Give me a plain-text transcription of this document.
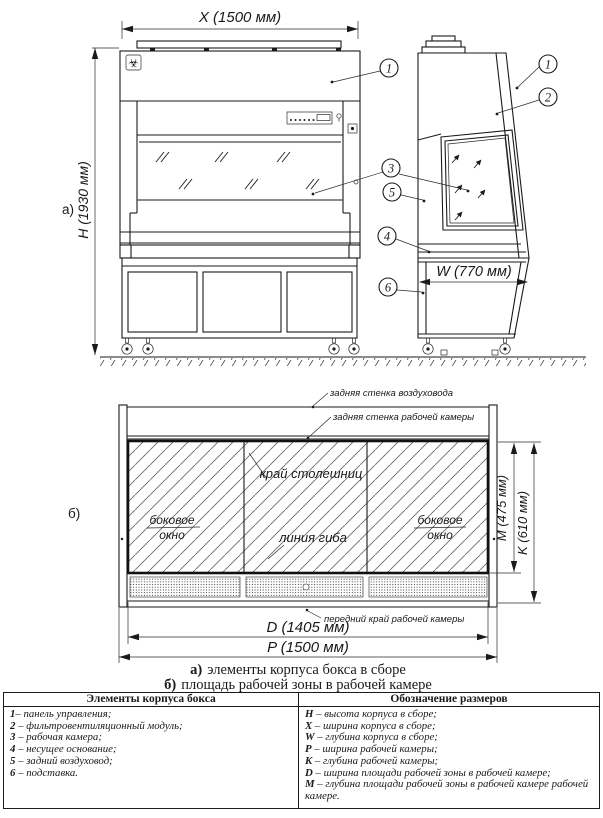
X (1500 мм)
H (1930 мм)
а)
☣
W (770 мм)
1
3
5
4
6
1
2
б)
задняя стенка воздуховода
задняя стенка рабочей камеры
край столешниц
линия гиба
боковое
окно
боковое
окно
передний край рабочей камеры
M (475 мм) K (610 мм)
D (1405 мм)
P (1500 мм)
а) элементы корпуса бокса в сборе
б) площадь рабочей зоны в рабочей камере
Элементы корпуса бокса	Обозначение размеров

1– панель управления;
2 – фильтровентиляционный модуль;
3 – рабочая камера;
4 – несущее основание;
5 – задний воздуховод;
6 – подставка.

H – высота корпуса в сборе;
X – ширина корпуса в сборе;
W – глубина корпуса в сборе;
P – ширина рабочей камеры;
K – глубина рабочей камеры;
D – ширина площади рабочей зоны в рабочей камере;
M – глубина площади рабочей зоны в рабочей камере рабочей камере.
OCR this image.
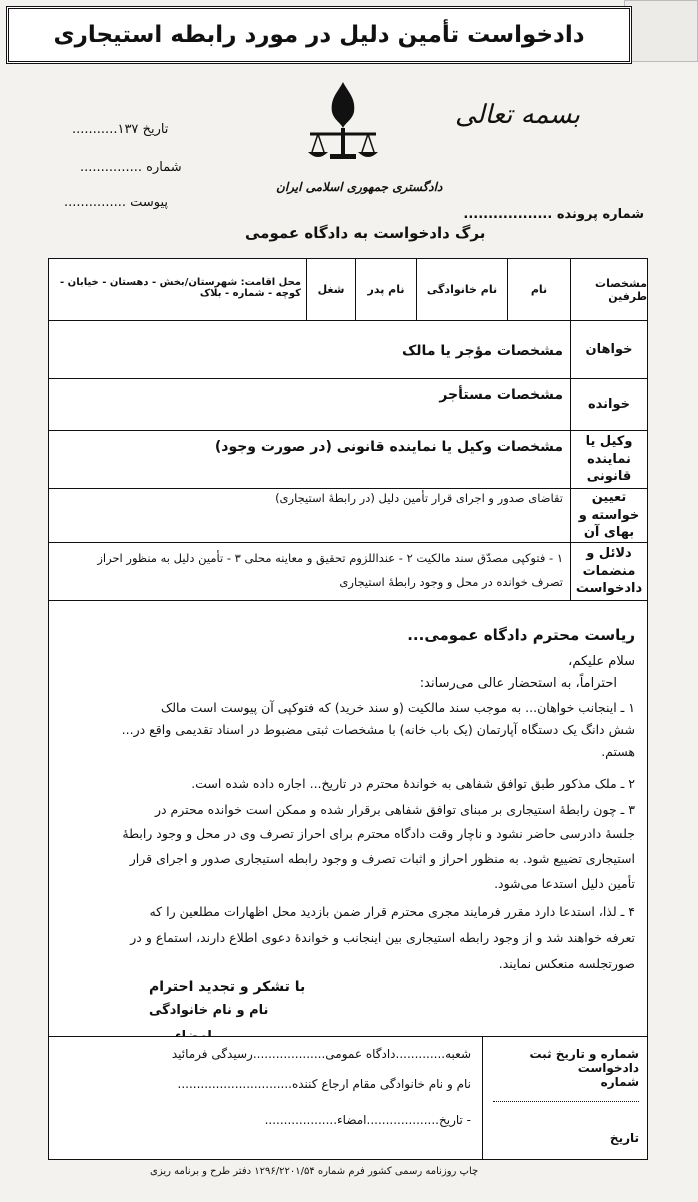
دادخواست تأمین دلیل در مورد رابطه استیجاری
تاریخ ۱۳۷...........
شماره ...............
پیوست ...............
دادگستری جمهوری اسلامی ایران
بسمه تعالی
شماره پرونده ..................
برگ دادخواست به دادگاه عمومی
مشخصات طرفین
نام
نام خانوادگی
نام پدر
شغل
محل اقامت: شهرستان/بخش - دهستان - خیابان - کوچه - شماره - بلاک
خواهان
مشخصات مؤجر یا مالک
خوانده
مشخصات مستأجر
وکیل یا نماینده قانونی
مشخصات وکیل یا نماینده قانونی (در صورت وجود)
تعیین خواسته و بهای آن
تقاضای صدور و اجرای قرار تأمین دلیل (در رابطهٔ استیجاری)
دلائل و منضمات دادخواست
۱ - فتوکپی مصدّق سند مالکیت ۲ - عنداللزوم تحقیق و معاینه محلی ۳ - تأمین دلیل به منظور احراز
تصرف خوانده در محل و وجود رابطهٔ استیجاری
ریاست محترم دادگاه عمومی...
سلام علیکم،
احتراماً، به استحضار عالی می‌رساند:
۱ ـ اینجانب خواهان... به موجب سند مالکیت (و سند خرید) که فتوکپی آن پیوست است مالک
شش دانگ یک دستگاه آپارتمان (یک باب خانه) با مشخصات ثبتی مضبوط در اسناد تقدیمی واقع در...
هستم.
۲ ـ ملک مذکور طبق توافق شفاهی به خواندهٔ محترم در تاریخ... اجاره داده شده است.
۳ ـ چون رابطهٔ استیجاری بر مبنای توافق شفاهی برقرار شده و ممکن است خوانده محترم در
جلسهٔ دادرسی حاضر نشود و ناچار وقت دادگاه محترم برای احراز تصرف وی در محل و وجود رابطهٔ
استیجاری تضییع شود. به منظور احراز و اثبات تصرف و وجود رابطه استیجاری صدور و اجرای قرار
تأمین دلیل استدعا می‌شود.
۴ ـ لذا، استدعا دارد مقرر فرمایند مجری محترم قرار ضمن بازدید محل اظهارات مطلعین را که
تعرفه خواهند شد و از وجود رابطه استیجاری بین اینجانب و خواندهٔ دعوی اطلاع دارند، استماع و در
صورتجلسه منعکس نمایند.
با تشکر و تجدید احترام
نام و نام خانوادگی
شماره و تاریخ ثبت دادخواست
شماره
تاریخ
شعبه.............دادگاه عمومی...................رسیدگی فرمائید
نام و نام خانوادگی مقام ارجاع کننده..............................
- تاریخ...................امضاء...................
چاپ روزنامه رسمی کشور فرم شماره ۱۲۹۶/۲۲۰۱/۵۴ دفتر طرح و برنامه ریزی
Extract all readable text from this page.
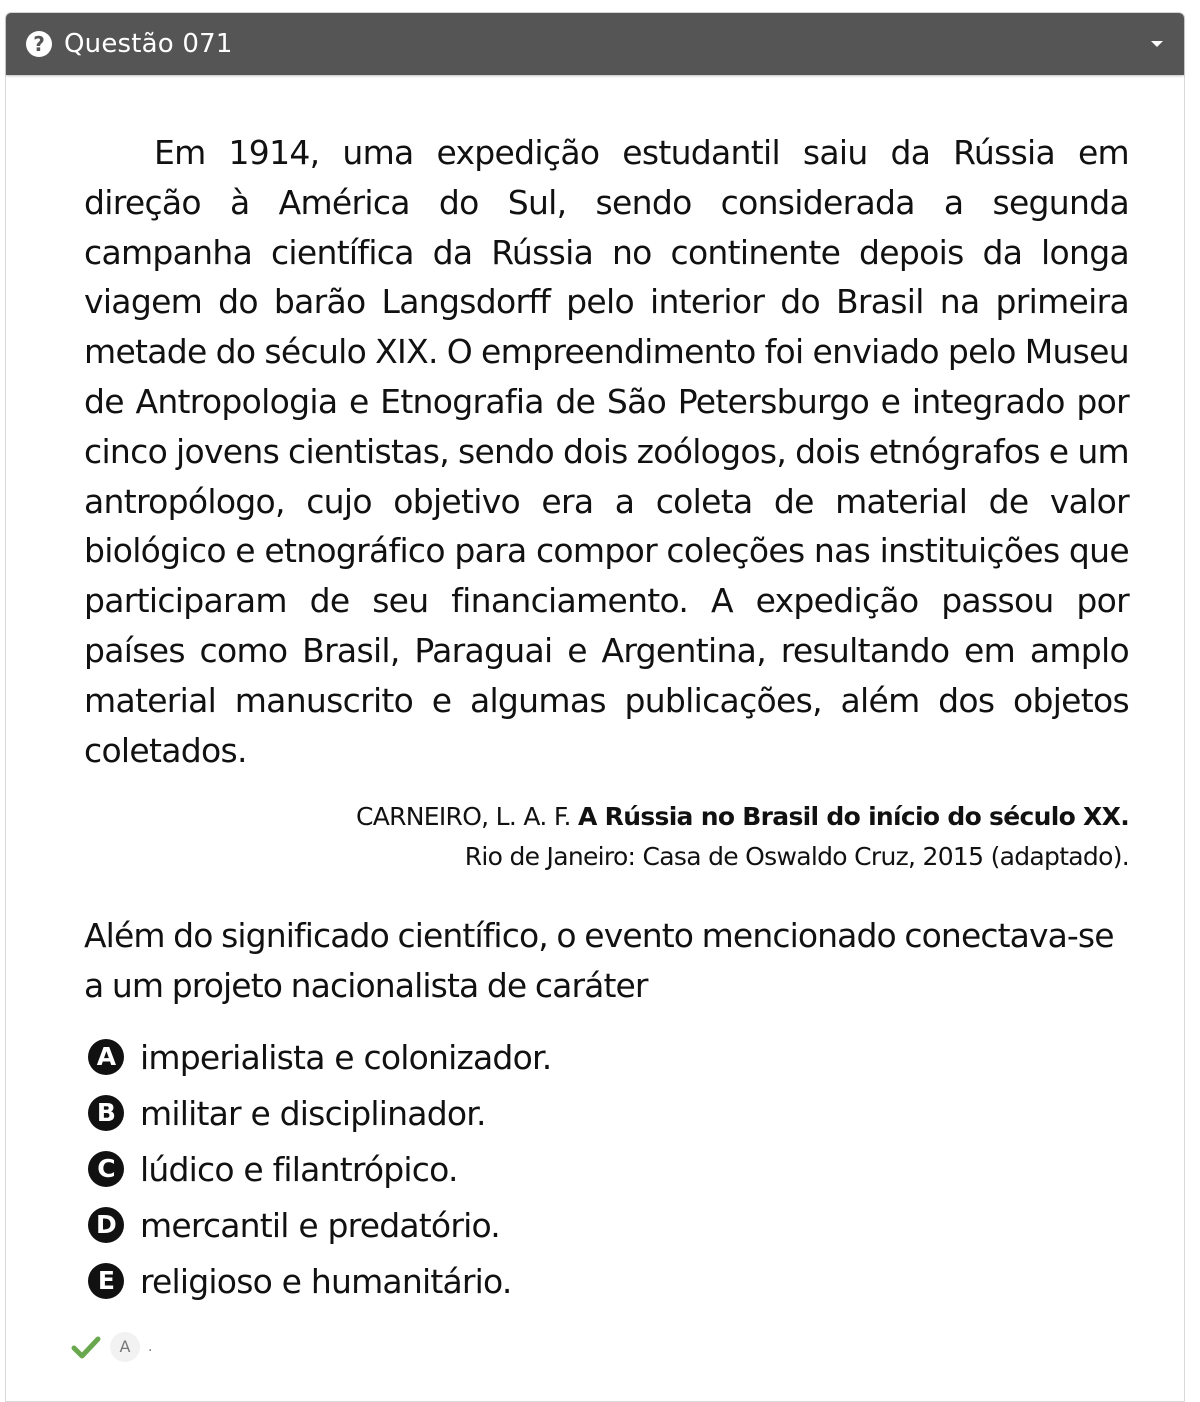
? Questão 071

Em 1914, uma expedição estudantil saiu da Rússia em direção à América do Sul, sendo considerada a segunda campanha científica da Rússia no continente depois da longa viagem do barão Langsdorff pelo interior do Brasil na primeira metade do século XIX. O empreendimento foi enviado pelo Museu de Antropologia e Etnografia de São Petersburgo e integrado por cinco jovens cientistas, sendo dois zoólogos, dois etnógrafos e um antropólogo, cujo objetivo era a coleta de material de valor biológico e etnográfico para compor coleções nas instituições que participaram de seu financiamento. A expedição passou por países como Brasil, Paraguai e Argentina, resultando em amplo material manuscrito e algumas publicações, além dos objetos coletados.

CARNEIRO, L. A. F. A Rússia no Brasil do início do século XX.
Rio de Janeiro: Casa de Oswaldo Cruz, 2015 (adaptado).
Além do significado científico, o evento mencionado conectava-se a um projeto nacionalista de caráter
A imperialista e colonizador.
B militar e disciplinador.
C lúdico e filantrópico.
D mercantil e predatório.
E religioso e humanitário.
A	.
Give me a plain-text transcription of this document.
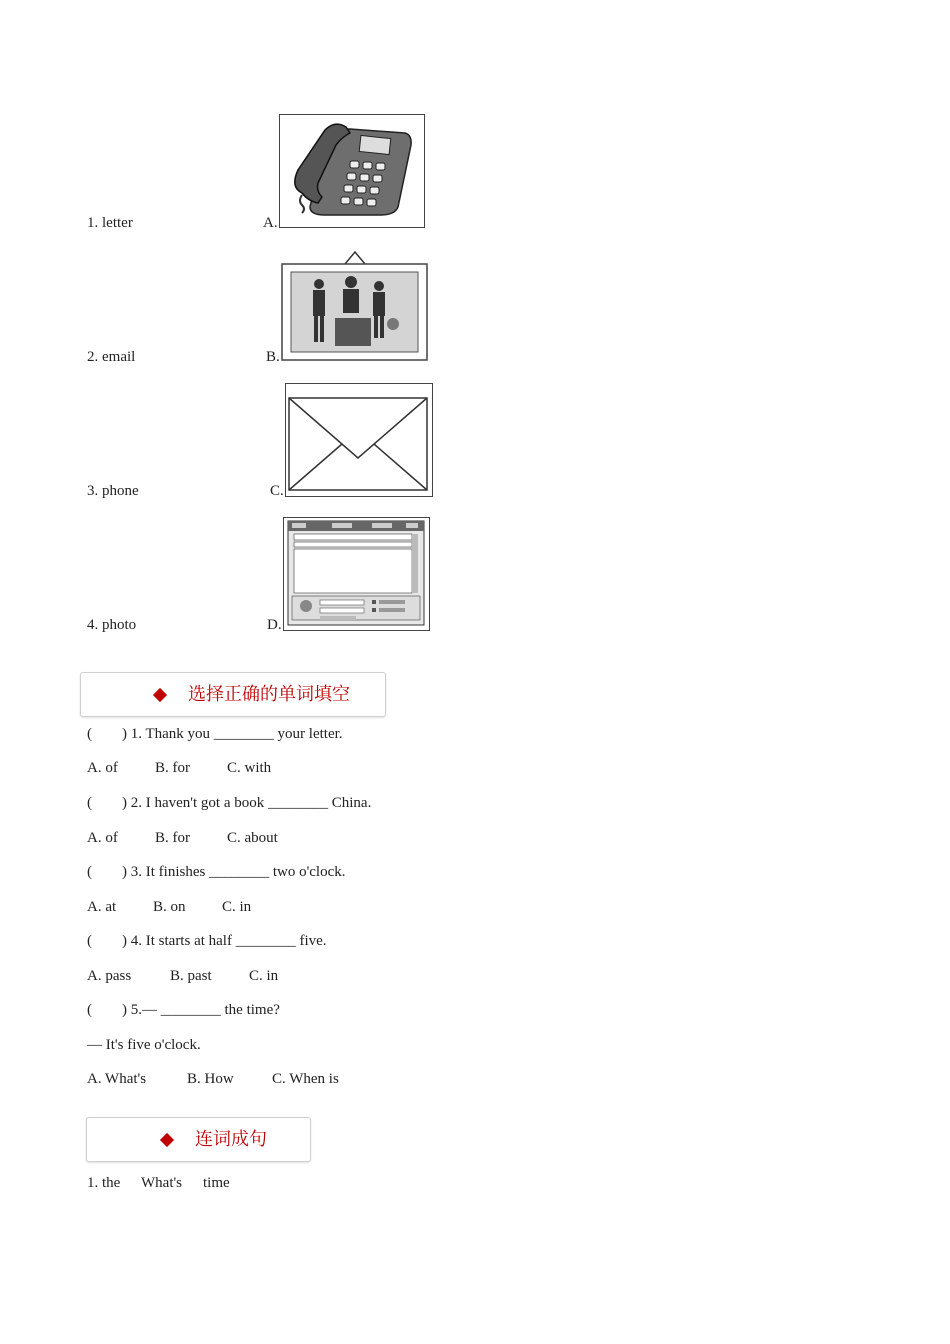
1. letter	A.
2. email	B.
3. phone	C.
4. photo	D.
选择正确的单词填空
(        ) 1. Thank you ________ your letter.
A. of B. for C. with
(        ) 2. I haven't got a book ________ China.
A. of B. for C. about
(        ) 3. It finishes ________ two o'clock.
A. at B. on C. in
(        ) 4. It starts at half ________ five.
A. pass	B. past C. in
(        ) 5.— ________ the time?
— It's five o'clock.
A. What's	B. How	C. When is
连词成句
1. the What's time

******************************

__Stated goal__: Restate the full listing verbatim and drop every picture.

__Result of this exercise__:
Give me a plain-text transcription of this document.
X (1500 мм)
H (1930 мм)
а)
☣
W (770 мм)
1
3
5
4
6
1
2
б)
задняя стенка воздуховода
задняя стенка рабочей камеры
край столешниц
линия гиба
боковое
окно
боковое
окно
передний край рабочей камеры
M (475 мм) K (610 мм)
D (1405 мм)
P (1500 мм)
а) элементы корпуса бокса в сборе
б) площадь рабочей зоны в рабочей камере
Элементы корпуса бокса	Обозначение размеров

1– панель управления;
2 – фильтровентиляционный модуль;
3 – рабочая камера;
4 – несущее основание;
5 – задний воздуховод;
6 – подставка.

H – высота корпуса в сборе;
X – ширина корпуса в сборе;
W – глубина корпуса в сборе;
P – ширина рабочей камеры;
K – глубина рабочей камеры;
D – ширина площади рабочей зоны в рабочей камере;
M – глубина площади рабочей зоны в рабочей камере рабочей камере.
OCR this image.
دادخواست تأمین دلیل در مورد رابطه استیجاری
تاریخ ۱۳۷...........
شماره ...............
پیوست ...............
دادگستری جمهوری اسلامی ایران
بسمه تعالی
شماره پرونده ..................
برگ دادخواست به دادگاه عمومی
مشخصات طرفین
نام
نام خانوادگی
نام پدر
شغل
محل اقامت: شهرستان/بخش - دهستان - خیابان - کوچه - شماره - بلاک
خواهان
مشخصات مؤجر یا مالک
خوانده
مشخصات مستأجر
وکیل یا نماینده قانونی
مشخصات وکیل یا نماینده قانونی (در صورت وجود)
تعیین خواسته و بهای آن
تقاضای صدور و اجرای قرار تأمین دلیل (در رابطهٔ استیجاری)
دلائل و منضمات دادخواست
۱ - فتوکپی مصدّق سند مالکیت ۲ - عنداللزوم تحقیق و معاینه محلی ۳ - تأمین دلیل به منظور احراز
تصرف خوانده در محل و وجود رابطهٔ استیجاری
ریاست محترم دادگاه عمومی...
سلام علیکم،
احتراماً، به استحضار عالی می‌رساند:
۱ ـ اینجانب خواهان... به موجب سند مالکیت (و سند خرید) که فتوکپی آن پیوست است مالک
شش دانگ یک دستگاه آپارتمان (یک باب خانه) با مشخصات ثبتی مضبوط در اسناد تقدیمی واقع در...
هستم.
۲ ـ ملک مذکور طبق توافق شفاهی به خواندهٔ محترم در تاریخ... اجاره داده شده است.
۳ ـ چون رابطهٔ استیجاری بر مبنای توافق شفاهی برقرار شده و ممکن است خوانده محترم در
جلسهٔ دادرسی حاضر نشود و ناچار وقت دادگاه محترم برای احراز تصرف وی در محل و وجود رابطهٔ
استیجاری تضییع شود. به منظور احراز و اثبات تصرف و وجود رابطه استیجاری صدور و اجرای قرار
تأمین دلیل استدعا می‌شود.
۴ ـ لذا، استدعا دارد مقرر فرمایند مجری محترم قرار ضمن بازدید محل اظهارات مطلعین را که
تعرفه خواهند شد و از وجود رابطه استیجاری بین اینجانب و خواندهٔ دعوی اطلاع دارند، استماع و در
صورتجلسه منعکس نمایند.
با تشکر و تجدید احترام
نام و نام خانوادگی
شماره و تاریخ ثبت دادخواست
شماره
تاریخ
شعبه.............دادگاه عمومی...................رسیدگی فرمائید
نام و نام خانوادگی مقام ارجاع کننده..............................
- تاریخ...................امضاء...................
چاپ روزنامه رسمی کشور فرم شماره ۱۲۹۶/۲۲۰۱/۵۴ دفتر طرح و برنامه ریزی
Extract all readable text from this page.
? Questão 071

Em 1914, uma expedição estudantil saiu da Rússia em direção à América do Sul, sendo considerada a segunda campanha científica da Rússia no continente depois da longa viagem do barão Langsdorff pelo interior do Brasil na primeira metade do século XIX. O empreendimento foi enviado pelo Museu de Antropologia e Etnografia de São Petersburgo e integrado por cinco jovens cientistas, sendo dois zoólogos, dois etnógrafos e um antropólogo, cujo objetivo era a coleta de material de valor biológico e etnográfico para compor coleções nas instituições que participaram de seu financiamento. A expedição passou por países como Brasil, Paraguai e Argentina, resultando em amplo material manuscrito e algumas publicações, além dos objetos coletados.

CARNEIRO, L. A. F. A Rússia no Brasil do início do século XX.
Rio de Janeiro: Casa de Oswaldo Cruz, 2015 (adaptado).
Além do significado científico, o evento mencionado conectava-se a um projeto nacionalista de caráter
A imperialista e colonizador.
B militar e disciplinador.
C lúdico e filantrópico.
D mercantil e predatório.
E religioso e humanitário.
A	.
Give me a plain-text transcription of this document.
1. letter	A.
2. email	B.
3. phone	C.
4. photo	D.
选择正确的单词填空
(        ) 1. Thank you ________ your letter.
A. of B. for C. with
(        ) 2. I haven't got a book ________ China.
A. of B. for C. about
(        ) 3. It finishes ________ two o'clock.
A. at B. on C. in
(        ) 4. It starts at half ________ five.
A. pass	B. past C. in
(        ) 5.— ________ the time?
— It's five o'clock.
A. What's	B. How	C. When is
连词成句
1. the What's time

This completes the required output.